[Rows from a dataset]
════
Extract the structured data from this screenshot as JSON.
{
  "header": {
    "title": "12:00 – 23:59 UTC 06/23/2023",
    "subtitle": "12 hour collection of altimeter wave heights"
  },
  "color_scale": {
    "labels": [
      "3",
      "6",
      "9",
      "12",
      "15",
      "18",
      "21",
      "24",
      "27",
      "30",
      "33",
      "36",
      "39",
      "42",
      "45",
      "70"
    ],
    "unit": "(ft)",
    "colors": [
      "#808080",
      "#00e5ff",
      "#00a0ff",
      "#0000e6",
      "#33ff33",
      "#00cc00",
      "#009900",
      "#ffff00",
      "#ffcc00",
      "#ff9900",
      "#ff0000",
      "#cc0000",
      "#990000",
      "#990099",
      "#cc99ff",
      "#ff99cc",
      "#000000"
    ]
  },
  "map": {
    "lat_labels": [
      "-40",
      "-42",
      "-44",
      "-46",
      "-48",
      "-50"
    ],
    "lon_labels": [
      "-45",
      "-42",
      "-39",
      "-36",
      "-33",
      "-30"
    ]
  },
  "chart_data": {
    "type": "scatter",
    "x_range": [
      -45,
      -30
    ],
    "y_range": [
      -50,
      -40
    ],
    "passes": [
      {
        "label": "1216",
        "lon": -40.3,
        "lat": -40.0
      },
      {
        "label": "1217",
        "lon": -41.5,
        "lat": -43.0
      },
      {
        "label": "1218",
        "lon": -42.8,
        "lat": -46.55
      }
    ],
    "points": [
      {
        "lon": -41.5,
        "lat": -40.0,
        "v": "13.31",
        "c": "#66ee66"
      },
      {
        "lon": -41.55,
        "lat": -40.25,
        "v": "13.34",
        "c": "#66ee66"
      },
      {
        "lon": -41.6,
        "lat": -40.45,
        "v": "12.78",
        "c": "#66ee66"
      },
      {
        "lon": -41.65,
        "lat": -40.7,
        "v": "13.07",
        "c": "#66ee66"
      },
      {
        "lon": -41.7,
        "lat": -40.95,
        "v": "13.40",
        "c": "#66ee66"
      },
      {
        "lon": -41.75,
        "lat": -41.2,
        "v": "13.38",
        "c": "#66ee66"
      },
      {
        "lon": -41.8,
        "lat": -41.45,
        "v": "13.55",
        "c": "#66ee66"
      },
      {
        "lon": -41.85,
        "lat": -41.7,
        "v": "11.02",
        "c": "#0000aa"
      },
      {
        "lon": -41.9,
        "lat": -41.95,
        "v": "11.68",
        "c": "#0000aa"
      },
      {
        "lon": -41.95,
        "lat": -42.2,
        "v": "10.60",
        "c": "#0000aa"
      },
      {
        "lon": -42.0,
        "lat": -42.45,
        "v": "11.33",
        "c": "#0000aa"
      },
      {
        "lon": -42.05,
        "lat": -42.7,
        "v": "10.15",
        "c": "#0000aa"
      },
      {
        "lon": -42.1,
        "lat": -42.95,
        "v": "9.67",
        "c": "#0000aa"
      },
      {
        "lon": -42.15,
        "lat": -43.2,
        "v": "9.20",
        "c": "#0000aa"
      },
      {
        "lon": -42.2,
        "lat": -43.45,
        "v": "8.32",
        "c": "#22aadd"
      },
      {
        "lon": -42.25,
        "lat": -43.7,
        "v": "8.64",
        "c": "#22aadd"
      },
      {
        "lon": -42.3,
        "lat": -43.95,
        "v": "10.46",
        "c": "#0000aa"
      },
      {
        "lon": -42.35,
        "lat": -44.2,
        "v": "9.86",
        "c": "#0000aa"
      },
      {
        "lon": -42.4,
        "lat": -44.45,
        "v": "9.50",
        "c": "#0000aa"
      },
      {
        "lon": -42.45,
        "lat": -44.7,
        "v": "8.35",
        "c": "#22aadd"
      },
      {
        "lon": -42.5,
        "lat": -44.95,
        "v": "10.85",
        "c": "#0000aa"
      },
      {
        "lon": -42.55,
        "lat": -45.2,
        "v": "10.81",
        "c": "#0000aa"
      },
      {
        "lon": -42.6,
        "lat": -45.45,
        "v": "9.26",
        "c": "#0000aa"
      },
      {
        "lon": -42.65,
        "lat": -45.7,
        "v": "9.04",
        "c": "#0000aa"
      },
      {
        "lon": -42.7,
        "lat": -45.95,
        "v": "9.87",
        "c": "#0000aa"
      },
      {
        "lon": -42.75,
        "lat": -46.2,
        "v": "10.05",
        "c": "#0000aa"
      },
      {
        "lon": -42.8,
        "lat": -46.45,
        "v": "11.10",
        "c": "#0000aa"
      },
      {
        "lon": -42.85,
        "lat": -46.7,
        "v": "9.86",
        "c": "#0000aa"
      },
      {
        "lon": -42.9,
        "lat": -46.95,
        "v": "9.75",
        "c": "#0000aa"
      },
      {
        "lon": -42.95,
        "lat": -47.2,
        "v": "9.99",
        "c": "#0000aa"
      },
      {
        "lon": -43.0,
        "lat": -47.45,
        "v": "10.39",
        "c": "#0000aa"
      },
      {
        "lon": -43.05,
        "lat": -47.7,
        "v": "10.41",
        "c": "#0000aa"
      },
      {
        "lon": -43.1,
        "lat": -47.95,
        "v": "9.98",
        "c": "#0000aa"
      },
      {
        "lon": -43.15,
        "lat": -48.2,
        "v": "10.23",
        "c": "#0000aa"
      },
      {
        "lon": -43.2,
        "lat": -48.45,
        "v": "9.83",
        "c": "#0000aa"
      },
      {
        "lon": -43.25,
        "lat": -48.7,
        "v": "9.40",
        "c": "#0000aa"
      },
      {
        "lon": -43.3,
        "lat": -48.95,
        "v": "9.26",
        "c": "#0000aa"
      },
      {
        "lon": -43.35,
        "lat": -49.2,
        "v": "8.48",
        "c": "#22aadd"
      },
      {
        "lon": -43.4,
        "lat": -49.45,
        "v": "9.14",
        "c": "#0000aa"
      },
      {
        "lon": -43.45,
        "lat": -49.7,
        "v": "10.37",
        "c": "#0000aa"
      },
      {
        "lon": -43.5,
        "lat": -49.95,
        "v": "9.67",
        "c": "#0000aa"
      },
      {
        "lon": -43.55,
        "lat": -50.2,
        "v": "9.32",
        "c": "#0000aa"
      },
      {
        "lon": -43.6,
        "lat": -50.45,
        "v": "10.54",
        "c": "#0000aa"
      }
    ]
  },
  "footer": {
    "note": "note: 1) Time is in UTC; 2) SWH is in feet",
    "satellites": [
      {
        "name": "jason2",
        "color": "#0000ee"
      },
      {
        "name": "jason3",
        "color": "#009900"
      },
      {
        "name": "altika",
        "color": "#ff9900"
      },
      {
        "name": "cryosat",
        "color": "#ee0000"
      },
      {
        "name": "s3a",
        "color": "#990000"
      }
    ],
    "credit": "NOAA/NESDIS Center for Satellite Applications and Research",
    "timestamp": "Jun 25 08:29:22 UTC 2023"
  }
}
════
[Task prompt] Write out the entire listing exactly.

[Reply]
Extract the structured data from this screenshot as JSON.
{
  "header": {
    "title": "12:00 – 23:59 UTC 06/23/2023",
    "subtitle": "12 hour collection of altimeter wave heights"
  },
  "color_scale": {
    "labels": [
      "3",
      "6",
      "9",
      "12",
      "15",
      "18",
      "21",
      "24",
      "27",
      "30",
      "33",
      "36",
      "39",
      "42",
      "45",
      "70"
    ],
    "unit": "(ft)",
    "colors": [
      "#808080",
      "#00e5ff",
      "#00a0ff",
      "#0000e6",
      "#33ff33",
      "#00cc00",
      "#009900",
      "#ffff00",
      "#ffcc00",
      "#ff9900",
      "#ff0000",
      "#cc0000",
      "#990000",
      "#990099",
      "#cc99ff",
      "#ff99cc",
      "#000000"
    ]
  },
  "map": {
    "lat_labels": [
      "-40",
      "-42",
      "-44",
      "-46",
      "-48",
      "-50"
    ],
    "lon_labels": [
      "-45",
      "-42",
      "-39",
      "-36",
      "-33",
      "-30"
    ]
  },
  "chart_data": {
    "type": "scatter",
    "x_range": [
      -45,
      -30
    ],
    "y_range": [
      -50,
      -40
    ],
    "passes": [
      {
        "label": "1216",
        "lon": -40.3,
        "lat": -40.0
      },
      {
        "label": "1217",
        "lon": -41.5,
        "lat": -43.0
      },
      {
        "label": "1218",
        "lon": -42.8,
        "lat": -46.55
      }
    ],
    "points": [
      {
        "lon": -41.5,
        "lat": -40.0,
        "v": "13.31",
        "c": "#66ee66"
      },
      {
        "lon": -41.55,
        "lat": -40.25,
        "v": "13.34",
        "c": "#66ee66"
      },
      {
        "lon": -41.6,
        "lat": -40.45,
        "v": "12.78",
        "c": "#66ee66"
      },
      {
        "lon": -41.65,
        "lat": -40.7,
        "v": "13.07",
        "c": "#66ee66"
      },
      {
        "lon": -41.7,
        "lat": -40.95,
        "v": "13.40",
        "c": "#66ee66"
      },
      {
        "lon": -41.75,
        "lat": -41.2,
        "v": "13.38",
        "c": "#66ee66"
      },
      {
        "lon": -41.8,
        "lat": -41.45,
        "v": "13.55",
        "c": "#66ee66"
      },
      {
        "lon": -41.85,
        "lat": -41.7,
        "v": "11.02",
        "c": "#0000aa"
      },
      {
        "lon": -41.9,
        "lat": -41.95,
        "v": "11.68",
        "c": "#0000aa"
      },
      {
        "lon": -41.95,
        "lat": -42.2,
        "v": "10.60",
        "c": "#0000aa"
      },
      {
        "lon": -42.0,
        "lat": -42.45,
        "v": "11.33",
        "c": "#0000aa"
      },
      {
        "lon": -42.05,
        "lat": -42.7,
        "v": "10.15",
        "c": "#0000aa"
      },
      {
        "lon": -42.1,
        "lat": -42.95,
        "v": "9.67",
        "c": "#0000aa"
      },
      {
        "lon": -42.15,
        "lat": -43.2,
        "v": "9.20",
        "c": "#0000aa"
      },
      {
        "lon": -42.2,
        "lat": -43.45,
        "v": "8.32",
        "c": "#22aadd"
      },
      {
        "lon": -42.25,
        "lat": -43.7,
        "v": "8.64",
        "c": "#22aadd"
      },
      {
        "lon": -42.3,
        "lat": -43.95,
        "v": "10.46",
        "c": "#0000aa"
      },
      {
        "lon": -42.35,
        "lat": -44.2,
        "v": "9.86",
        "c": "#0000aa"
      },
      {
        "lon": -42.4,
        "lat": -44.45,
        "v": "9.50",
        "c": "#0000aa"
      },
      {
        "lon": -42.45,
        "lat": -44.7,
        "v": "8.35",
        "c": "#22aadd"
      },
      {
        "lon": -42.5,
        "lat": -44.95,
        "v": "10.85",
        "c": "#0000aa"
      },
      {
        "lon": -42.55,
        "lat": -45.2,
        "v": "10.81",
        "c": "#0000aa"
      },
      {
        "lon": -42.6,
        "lat": -45.45,
        "v": "9.26",
        "c": "#0000aa"
      },
      {
        "lon": -42.65,
        "lat": -45.7,
        "v": "9.04",
        "c": "#0000aa"
      },
      {
        "lon": -42.7,
        "lat": -45.95,
        "v": "9.87",
        "c": "#0000aa"
      },
      {
        "lon": -42.75,
        "lat": -46.2,
        "v": "10.05",
        "c": "#0000aa"
      },
      {
        "lon": -42.8,
        "lat": -46.45,
        "v": "11.10",
        "c": "#0000aa"
      },
      {
        "lon": -42.85,
        "lat": -46.7,
        "v": "9.86",
        "c": "#0000aa"
      },
      {
        "lon": -42.9,
        "lat": -46.95,
        "v": "9.75",
        "c": "#0000aa"
      },
      {
        "lon": -42.95,
        "lat": -47.2,
        "v": "9.99",
        "c": "#0000aa"
      },
      {
        "lon": -43.0,
        "lat": -47.45,
        "v": "10.39",
        "c": "#0000aa"
      },
      {
        "lon": -43.05,
        "lat": -47.7,
        "v": "10.41",
        "c": "#0000aa"
      },
      {
        "lon": -43.1,
        "lat": -47.95,
        "v": "9.98",
        "c": "#0000aa"
      },
      {
        "lon": -43.15,
        "lat": -48.2,
        "v": "10.23",
        "c": "#0000aa"
      },
      {
        "lon": -43.2,
        "lat": -48.45,
        "v": "9.83",
        "c": "#0000aa"
      },
      {
        "lon": -43.25,
        "lat": -48.7,
        "v": "9.40",
        "c": "#0000aa"
      },
      {
        "lon": -43.3,
        "lat": -48.95,
        "v": "9.26",
        "c": "#0000aa"
      },
      {
        "lon": -43.35,
        "lat": -49.2,
        "v": "8.48",
        "c": "#22aadd"
      },
      {
        "lon": -43.4,
        "lat": -49.45,
        "v": "9.14",
        "c": "#0000aa"
      },
      {
        "lon": -43.45,
        "lat": -49.7,
        "v": "10.37",
        "c": "#0000aa"
      },
      {
        "lon": -43.5,
        "lat": -49.95,
        "v": "9.67",
        "c": "#0000aa"
      },
      {
        "lon": -43.55,
        "lat": -50.2,
        "v": "9.32",
        "c": "#0000aa"
      },
      {
        "lon": -43.6,
        "lat": -50.45,
        "v": "10.54",
        "c": "#0000aa"
      }
    ]
  },
  "footer": {
    "note": "note: 1) Time is in UTC; 2) SWH is in feet",
    "satellites": [
      {
        "name": "jason2",
        "color": "#0000ee"
      },
      {
        "name": "jason3",
        "color": "#009900"
      },
      {
        "name": "altika",
        "color": "#ff9900"
      },
      {
        "name": "cryosat",
        "color": "#ee0000"
      },
      {
        "name": "s3a",
        "color": "#990000"
      }
    ],
    "credit": "NOAA/NESDIS Center for Satellite Applications and Research",
    "timestamp": "Jun 25 08:29:22 UTC 2023"
  }
}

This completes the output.